▶ TASK GOAL:
Each line of the material below that holds the word "JSON" needs to be copied.

▶ SOURCE RECORDS:
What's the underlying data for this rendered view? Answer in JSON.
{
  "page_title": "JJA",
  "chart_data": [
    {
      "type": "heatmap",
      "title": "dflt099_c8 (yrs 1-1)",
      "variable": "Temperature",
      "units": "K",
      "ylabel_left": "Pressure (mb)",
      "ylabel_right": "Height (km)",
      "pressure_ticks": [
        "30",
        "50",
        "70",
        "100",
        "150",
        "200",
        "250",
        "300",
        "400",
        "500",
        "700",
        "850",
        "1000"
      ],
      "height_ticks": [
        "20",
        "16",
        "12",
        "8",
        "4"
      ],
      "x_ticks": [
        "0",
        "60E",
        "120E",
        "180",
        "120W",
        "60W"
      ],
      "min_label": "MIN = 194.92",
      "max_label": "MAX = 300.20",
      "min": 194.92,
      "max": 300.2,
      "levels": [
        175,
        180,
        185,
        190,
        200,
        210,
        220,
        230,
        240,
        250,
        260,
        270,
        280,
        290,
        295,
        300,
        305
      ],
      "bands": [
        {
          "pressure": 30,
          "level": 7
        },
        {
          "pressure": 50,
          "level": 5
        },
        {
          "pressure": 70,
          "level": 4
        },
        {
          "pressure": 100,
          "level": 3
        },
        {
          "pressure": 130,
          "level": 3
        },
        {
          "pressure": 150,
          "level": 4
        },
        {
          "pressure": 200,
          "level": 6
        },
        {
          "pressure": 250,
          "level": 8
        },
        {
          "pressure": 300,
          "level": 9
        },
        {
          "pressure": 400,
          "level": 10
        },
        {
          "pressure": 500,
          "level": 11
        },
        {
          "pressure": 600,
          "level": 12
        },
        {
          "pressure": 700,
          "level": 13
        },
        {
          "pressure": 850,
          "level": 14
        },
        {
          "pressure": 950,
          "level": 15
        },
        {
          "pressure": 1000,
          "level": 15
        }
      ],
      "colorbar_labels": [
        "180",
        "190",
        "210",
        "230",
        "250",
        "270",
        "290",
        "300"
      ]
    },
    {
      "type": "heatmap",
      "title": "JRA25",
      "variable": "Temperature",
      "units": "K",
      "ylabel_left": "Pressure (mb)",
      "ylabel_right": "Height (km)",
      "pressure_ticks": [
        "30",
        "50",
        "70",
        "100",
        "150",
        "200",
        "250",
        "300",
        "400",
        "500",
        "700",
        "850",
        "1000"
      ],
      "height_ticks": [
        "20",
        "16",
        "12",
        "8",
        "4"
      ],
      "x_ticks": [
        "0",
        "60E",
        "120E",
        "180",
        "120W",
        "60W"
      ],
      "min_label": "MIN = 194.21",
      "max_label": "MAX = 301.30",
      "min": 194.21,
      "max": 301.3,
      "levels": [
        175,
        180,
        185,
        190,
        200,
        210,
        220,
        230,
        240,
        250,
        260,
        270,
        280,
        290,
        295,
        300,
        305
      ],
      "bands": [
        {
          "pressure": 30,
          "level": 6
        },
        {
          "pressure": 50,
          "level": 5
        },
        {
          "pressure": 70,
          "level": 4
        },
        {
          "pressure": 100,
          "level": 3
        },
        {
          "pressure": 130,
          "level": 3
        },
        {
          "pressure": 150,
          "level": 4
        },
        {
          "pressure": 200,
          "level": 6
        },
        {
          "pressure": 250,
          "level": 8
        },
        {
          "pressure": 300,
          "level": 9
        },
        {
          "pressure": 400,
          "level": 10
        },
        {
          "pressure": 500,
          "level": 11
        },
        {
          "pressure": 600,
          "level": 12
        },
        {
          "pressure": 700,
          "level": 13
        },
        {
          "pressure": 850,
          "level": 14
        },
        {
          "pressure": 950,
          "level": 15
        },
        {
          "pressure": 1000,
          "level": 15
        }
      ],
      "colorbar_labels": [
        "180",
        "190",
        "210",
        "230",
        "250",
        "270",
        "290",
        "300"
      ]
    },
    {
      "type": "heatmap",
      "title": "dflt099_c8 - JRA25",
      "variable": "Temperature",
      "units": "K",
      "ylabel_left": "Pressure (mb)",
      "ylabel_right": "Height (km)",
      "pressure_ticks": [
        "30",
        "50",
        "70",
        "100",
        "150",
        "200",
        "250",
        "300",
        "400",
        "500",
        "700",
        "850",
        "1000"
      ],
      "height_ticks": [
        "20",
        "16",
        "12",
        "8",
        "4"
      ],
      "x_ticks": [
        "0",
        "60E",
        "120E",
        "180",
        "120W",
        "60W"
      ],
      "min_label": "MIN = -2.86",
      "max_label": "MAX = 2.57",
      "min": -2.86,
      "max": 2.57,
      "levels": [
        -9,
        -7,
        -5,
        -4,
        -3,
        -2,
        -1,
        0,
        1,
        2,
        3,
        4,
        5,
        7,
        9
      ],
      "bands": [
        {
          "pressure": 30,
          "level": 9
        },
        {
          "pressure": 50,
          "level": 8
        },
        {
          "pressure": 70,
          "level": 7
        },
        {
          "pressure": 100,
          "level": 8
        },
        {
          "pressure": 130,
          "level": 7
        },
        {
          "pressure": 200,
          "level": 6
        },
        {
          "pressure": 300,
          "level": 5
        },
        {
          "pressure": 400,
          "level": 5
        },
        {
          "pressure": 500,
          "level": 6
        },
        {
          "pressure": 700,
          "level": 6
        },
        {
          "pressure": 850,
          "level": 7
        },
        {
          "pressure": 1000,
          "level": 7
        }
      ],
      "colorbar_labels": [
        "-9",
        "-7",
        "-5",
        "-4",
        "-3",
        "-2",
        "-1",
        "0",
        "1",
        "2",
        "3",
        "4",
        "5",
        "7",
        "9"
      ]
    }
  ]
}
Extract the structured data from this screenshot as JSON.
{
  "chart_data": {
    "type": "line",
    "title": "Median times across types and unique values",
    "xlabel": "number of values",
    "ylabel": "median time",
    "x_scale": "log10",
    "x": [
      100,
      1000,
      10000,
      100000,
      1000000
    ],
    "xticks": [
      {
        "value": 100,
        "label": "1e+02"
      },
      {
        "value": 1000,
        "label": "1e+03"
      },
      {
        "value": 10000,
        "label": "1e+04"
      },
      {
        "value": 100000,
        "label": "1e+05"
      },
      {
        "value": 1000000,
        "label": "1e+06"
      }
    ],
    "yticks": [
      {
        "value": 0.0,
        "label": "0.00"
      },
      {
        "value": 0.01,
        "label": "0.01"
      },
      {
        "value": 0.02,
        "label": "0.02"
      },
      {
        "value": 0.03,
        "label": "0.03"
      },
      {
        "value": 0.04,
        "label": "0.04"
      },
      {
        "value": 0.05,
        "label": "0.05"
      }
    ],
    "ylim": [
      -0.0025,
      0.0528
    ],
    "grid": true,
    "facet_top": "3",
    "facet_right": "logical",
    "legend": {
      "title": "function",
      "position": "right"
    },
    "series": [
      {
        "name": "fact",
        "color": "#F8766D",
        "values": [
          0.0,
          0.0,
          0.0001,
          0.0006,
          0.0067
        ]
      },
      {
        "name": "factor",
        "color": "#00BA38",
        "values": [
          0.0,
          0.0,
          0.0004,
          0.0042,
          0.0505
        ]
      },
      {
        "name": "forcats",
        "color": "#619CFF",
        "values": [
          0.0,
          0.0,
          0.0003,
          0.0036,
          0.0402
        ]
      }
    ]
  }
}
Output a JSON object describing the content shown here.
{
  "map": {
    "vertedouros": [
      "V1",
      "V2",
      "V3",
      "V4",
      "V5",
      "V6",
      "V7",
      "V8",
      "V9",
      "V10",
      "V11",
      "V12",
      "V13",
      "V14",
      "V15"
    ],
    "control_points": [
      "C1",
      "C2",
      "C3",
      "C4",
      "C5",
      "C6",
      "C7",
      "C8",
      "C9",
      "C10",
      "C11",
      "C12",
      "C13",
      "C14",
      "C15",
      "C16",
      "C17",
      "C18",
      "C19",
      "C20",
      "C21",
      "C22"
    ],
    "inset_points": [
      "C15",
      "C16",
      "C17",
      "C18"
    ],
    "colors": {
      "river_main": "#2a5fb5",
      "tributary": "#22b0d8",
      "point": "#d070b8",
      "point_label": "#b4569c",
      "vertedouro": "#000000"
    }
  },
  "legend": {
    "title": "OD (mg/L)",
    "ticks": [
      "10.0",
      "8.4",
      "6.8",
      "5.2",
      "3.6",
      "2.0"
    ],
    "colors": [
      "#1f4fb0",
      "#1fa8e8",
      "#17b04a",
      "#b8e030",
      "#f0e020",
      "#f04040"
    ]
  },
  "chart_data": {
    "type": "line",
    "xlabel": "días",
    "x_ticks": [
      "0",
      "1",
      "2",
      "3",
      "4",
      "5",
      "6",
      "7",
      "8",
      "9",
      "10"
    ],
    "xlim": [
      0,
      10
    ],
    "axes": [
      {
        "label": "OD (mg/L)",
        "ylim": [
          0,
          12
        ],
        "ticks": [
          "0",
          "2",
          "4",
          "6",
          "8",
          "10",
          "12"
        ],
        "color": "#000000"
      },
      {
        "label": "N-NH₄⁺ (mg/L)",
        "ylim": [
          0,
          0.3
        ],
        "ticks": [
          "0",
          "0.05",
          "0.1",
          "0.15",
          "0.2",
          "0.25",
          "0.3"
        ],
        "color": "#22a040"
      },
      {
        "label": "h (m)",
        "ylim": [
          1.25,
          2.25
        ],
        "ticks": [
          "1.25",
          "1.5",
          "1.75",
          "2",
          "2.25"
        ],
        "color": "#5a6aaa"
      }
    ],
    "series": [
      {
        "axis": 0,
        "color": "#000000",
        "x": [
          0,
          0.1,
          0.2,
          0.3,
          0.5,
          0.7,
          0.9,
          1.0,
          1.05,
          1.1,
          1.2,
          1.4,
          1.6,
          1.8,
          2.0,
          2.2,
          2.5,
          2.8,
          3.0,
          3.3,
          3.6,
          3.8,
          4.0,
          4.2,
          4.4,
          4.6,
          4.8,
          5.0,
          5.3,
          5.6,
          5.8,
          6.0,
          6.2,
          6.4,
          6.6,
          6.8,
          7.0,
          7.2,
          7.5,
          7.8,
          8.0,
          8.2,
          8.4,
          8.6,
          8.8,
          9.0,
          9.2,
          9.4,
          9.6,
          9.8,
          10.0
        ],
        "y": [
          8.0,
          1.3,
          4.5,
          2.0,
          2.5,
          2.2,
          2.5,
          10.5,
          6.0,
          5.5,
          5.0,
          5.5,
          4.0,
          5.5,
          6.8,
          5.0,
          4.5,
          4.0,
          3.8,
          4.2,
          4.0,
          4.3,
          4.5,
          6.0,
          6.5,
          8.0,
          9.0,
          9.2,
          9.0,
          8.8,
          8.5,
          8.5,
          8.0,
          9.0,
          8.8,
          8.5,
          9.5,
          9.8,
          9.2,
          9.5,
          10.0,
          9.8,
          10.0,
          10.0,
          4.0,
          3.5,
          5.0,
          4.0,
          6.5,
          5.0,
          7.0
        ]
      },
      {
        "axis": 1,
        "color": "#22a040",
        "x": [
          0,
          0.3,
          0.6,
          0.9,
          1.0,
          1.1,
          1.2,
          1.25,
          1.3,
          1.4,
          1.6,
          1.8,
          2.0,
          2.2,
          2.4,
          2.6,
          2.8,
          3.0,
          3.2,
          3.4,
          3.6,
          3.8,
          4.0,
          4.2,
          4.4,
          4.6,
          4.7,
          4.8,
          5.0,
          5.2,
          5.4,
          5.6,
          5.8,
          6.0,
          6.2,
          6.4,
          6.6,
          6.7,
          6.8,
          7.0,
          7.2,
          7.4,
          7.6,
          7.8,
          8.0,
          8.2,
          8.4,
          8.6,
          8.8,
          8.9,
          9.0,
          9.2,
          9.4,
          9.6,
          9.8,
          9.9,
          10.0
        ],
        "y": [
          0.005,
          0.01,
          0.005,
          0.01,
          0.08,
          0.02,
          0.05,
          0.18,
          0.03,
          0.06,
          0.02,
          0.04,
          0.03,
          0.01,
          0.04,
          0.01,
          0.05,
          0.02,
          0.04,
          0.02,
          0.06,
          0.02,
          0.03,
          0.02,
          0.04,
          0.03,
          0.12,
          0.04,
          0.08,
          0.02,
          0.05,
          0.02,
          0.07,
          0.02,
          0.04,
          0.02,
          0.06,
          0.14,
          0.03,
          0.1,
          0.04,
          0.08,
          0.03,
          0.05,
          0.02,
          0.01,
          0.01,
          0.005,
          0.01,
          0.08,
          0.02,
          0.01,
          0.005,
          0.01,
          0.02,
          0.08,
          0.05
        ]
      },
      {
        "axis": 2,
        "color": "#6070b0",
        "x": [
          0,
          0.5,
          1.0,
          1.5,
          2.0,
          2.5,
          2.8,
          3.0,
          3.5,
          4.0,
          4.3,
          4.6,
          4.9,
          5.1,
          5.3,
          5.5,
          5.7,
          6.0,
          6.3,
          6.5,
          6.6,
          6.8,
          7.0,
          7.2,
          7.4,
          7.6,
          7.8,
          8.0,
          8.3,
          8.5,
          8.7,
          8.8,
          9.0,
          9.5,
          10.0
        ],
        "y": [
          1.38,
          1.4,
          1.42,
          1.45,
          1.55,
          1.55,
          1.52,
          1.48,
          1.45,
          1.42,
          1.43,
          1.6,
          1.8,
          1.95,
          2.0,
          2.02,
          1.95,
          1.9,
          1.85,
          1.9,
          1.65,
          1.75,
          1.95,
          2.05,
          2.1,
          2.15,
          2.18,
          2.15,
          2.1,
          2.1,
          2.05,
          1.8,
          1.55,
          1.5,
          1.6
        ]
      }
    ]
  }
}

▶ OUTPUT:
What's the underlying data for this rendered view? Answer in JSON.
Extract the structured data from this screenshot as JSON.
Output a JSON object describing the content shown here.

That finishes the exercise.